_Set exercise_: In the records that follow, show each line where the word "target" is present.

[Dataset items]
******
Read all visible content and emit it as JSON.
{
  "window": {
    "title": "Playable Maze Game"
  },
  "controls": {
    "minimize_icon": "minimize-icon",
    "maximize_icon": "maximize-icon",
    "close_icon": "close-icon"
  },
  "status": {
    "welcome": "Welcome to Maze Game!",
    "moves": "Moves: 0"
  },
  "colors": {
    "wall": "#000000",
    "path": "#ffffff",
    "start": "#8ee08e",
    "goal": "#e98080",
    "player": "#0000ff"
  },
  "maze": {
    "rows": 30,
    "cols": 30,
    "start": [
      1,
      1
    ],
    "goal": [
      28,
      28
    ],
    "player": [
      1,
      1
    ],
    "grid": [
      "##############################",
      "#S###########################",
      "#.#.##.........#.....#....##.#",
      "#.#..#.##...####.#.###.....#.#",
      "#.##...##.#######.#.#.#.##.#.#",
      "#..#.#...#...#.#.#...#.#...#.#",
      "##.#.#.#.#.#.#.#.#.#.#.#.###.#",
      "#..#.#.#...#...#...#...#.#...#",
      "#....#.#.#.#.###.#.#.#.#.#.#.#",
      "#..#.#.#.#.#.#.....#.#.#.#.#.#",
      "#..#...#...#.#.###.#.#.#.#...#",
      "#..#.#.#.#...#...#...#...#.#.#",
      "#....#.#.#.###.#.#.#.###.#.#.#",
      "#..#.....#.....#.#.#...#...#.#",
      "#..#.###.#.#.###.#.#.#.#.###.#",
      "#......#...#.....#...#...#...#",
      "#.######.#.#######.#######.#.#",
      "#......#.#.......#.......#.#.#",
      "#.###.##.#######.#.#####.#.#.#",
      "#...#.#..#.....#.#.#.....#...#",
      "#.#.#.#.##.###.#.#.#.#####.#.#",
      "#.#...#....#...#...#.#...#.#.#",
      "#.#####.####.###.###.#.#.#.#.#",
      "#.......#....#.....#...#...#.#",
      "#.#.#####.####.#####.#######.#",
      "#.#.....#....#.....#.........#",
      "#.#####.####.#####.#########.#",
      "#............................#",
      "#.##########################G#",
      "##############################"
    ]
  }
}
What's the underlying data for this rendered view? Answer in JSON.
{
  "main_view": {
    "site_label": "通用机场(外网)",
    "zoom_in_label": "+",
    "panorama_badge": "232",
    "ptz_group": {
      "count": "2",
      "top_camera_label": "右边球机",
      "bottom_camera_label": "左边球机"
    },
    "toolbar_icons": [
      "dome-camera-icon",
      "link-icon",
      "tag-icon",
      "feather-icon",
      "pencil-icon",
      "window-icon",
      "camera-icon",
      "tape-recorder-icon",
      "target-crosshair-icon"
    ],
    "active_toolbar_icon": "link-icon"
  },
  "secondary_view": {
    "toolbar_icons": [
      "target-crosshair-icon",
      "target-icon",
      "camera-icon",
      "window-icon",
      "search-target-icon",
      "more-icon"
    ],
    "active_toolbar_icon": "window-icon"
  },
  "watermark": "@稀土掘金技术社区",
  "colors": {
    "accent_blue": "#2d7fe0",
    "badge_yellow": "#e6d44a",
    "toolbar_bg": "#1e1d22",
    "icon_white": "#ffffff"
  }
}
******
_Output_:
      "target-crosshair-icon"
      "target-crosshair-icon",
      "target-icon",
      "search-target-icon",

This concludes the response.